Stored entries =
»»

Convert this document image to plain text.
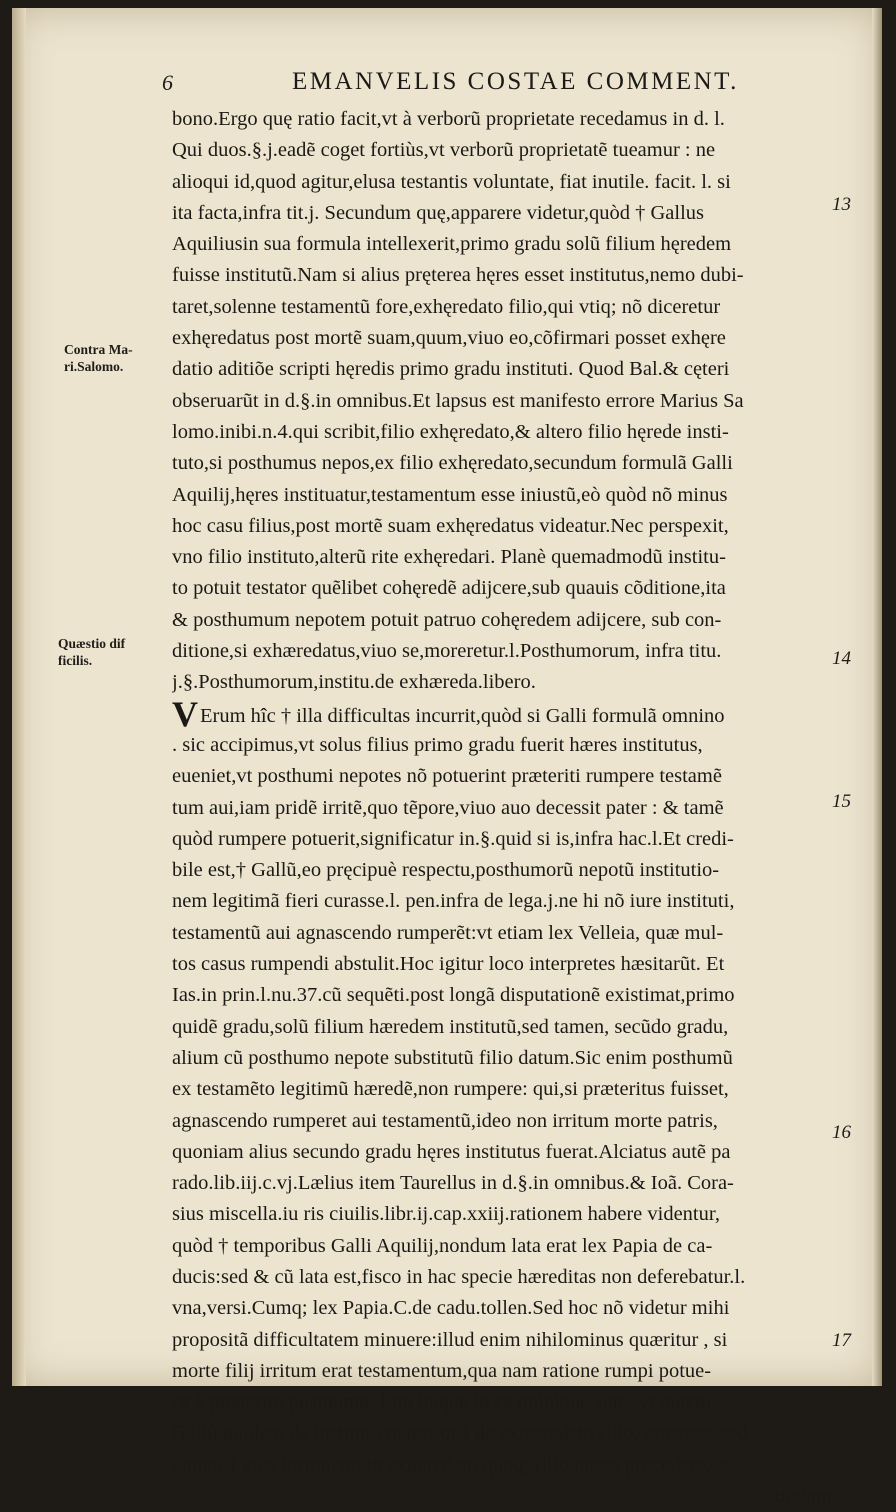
6	EMANVELIS COSTAE COMMENT.
Contra Ma-
ri.Salomo.
Quæstio dif
ficilis.
13
14
15
16
17
bono.Ergo quę ratio facit,vt à verborũ proprietate recedamus in d. l.
Qui duos.§.j.eadẽ coget fortiùs,vt verborũ proprietatẽ tueamur : ne
alioqui id,quod agitur,elusa testantis voluntate, fiat inutile. facit. l. si
ita facta,infra tit.j. Secundum quę,apparere videtur,quòd † Gallus
Aquiliusin sua formula intellexerit,primo gradu solũ filium hęredem
fuisse institutũ.Nam si alius pręterea hęres esset institutus,nemo dubi-
taret,solenne testamentũ fore,exhęredato filio,qui vtiq; nõ diceretur
exhęredatus post mortẽ suam,quum,viuo eo,cõfirmari posset exhęre
datio aditiõe scripti hęredis primo gradu instituti. Quod Bal.& cęteri
obseruarũt in d.§.in omnibus.Et lapsus est manifesto errore Marius Sa
lomo.inibi.n.4.qui scribit,filio exhęredato,& altero filio hęrede insti-
tuto,si posthumus nepos,ex filio exhęredato,secundum formulã Galli
Aquilij,hęres instituatur,testamentum esse iniustũ,eò quòd nõ minus
hoc casu filius,post mortẽ suam exhęredatus videatur.Nec perspexit,
vno filio instituto,alterũ rite exhęredari. Planè quemadmodũ institu-
to potuit testator quẽlibet cohęredẽ adijcere,sub quauis cõditione,ita
& posthumum nepotem potuit patruo cohęredem adijcere, sub con-
ditione,si exhæredatus,viuo se,moreretur.l.Posthumorum, infra titu.
j.§.Posthumorum,institu.de exhæreda.libero.
VErum hîc † illa difficultas incurrit,quòd si Galli formulã omnino
. sic accipimus,vt solus filius primo gradu fuerit hæres institutus,
eueniet,vt posthumi nepotes nõ potuerint præteriti rumpere testamẽ
tum aui,iam pridẽ irritẽ,quo tẽpore,viuo auo decessit pater : & tamẽ
quòd rumpere potuerit,significatur in.§.quid si is,infra hac.l.Et credi-
bile est,† Gallũ,eo pręcipuè respectu,posthumorũ nepotũ institutio-
nem legitimã fieri curasse.l. pen.infra de lega.j.ne hi nõ iure instituti,
testamentũ aui agnascendo rumperẽt:vt etiam lex Velleia, quæ mul-
tos casus rumpendi abstulit.Hoc igitur loco interpretes hæsitarũt. Et
Ias.in prin.l.nu.37.cũ sequẽti.post longã disputationẽ existimat,primo
quidẽ gradu,solũ filium hæredem institutũ,sed tamen, secũdo gradu,
alium cũ posthumo nepote substitutũ filio datum.Sic enim posthumũ
ex testamẽto legitimũ hæredẽ,non rumpere: qui,si præteritus fuisset,
agnascendo rumperet aui testamentũ,ideo non irritum morte patris,
quoniam alius secundo gradu hęres institutus fuerat.Alciatus autẽ pa
rado.lib.iij.c.vj.Lælius item Taurellus in d.§.in omnibus.& Ioã. Cora-
sius miscella.iu ris ciuilis.libr.ij.cap.xxiij.rationem habere videntur,
quòd † temporibus Galli Aquilij,nondum lata erat lex Papia de ca-
ducis:sed & cũ lata est,fisco in hac specie hæreditas non deferebatur.l.
vna,versi.Cumq; lex Papia.C.de cadu.tollen.Sed hoc nõ videtur mihi
propositã difficultatem minuere:illud enim nihilominus quæritur , si
morte filij irritum erat testamentum,qua nam ratione rumpi potue-
rit à præterito posthumo. Ego itaque in ea opinione sum, vt putem,
Gallũ quidem de instituto magis,quã de exhæredato filio, sensisse: sed
tamen † eius formulam in exhęredato quoq; filio,posse procedere,se-
cundum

««

Task to complete =
Using the listing above, return all lines where the word "formulã" occurs.

Task solution =
tuto,si posthumus nepos,ex filio exhęredato,secundum formulã Galli
VErum hîc † illa difficultas incurrit,quòd si Galli formulã omnino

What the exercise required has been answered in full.